THE TASK
Count lines, not occurrences: give the number of lines holding the word "name", and nothing besides.

(Dataset listings of figures)
============

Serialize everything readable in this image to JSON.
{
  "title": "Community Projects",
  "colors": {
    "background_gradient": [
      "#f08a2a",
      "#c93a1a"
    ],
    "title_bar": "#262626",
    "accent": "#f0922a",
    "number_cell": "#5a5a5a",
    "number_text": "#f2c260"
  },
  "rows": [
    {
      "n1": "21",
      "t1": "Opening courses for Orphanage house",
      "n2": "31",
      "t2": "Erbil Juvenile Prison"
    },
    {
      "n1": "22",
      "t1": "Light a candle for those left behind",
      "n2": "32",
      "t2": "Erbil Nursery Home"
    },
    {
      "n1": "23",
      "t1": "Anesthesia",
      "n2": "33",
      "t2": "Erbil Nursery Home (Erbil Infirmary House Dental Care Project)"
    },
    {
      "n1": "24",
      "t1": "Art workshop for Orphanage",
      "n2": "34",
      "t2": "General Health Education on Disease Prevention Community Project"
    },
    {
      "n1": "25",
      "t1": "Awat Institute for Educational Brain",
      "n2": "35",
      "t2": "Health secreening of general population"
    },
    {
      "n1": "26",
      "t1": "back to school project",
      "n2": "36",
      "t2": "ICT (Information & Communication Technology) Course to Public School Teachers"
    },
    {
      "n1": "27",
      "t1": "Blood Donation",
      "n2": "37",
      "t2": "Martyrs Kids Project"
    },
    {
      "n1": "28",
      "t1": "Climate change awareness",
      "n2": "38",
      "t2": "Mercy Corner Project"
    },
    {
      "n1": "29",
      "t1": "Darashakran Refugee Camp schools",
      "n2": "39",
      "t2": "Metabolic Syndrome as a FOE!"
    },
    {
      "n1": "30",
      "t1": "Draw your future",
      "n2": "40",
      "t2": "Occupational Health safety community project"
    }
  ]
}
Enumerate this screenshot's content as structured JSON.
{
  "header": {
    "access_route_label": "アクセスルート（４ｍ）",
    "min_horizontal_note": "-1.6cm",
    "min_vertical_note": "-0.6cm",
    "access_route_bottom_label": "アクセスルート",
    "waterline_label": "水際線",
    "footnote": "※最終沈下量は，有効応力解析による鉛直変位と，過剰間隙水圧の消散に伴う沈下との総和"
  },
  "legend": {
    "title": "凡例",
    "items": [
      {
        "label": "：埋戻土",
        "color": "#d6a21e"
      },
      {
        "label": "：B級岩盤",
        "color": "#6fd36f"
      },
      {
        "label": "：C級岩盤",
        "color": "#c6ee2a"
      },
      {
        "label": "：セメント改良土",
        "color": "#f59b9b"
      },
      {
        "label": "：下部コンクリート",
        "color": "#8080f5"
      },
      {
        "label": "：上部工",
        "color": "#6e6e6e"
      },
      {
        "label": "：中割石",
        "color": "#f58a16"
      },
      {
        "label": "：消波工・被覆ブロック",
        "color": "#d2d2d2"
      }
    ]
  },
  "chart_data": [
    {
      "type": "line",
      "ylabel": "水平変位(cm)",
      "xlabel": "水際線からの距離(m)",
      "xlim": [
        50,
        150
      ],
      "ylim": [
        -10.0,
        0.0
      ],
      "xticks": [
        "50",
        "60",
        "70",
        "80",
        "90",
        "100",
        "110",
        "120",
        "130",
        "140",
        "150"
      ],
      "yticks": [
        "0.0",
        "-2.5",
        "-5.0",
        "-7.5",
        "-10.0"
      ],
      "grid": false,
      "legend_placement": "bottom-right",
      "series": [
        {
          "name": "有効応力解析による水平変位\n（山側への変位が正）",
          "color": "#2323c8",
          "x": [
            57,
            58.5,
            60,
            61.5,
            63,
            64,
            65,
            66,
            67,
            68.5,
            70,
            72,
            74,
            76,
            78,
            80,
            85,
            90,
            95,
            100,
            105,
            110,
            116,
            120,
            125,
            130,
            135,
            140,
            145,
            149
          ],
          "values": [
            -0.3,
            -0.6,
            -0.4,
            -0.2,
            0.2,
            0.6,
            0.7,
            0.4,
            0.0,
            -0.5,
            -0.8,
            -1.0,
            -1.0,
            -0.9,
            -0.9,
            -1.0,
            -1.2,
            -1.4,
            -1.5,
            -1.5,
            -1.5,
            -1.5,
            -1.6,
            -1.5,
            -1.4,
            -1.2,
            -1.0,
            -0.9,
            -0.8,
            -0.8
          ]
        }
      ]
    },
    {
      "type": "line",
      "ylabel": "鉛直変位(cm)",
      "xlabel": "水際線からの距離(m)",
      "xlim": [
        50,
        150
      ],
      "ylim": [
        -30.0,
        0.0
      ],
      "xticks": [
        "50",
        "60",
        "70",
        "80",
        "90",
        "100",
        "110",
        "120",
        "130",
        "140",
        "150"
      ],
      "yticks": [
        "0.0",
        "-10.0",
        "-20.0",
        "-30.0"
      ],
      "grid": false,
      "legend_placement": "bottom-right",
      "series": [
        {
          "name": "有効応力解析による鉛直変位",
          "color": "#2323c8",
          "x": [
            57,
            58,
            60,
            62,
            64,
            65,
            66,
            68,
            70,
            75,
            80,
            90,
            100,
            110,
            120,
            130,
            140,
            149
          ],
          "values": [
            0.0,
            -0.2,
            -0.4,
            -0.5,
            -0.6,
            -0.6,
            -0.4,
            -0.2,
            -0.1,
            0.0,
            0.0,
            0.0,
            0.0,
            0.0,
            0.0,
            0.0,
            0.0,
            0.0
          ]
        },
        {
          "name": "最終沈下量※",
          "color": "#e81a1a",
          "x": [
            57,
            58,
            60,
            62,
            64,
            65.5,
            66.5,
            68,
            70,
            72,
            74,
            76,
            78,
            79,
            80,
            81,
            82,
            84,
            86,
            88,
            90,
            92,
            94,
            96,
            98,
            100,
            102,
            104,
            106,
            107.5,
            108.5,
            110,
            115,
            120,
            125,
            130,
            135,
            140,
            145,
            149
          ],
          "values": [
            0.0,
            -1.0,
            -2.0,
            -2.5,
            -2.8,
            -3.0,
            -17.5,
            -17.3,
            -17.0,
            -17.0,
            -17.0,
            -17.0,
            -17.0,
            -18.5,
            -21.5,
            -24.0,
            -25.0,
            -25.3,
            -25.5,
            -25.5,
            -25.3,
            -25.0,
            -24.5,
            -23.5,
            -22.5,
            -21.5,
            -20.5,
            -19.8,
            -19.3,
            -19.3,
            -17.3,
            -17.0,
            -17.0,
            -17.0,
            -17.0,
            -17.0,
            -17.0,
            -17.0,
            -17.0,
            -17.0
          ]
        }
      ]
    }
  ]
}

============

SOLUTION FOR THIS PROBLEM
3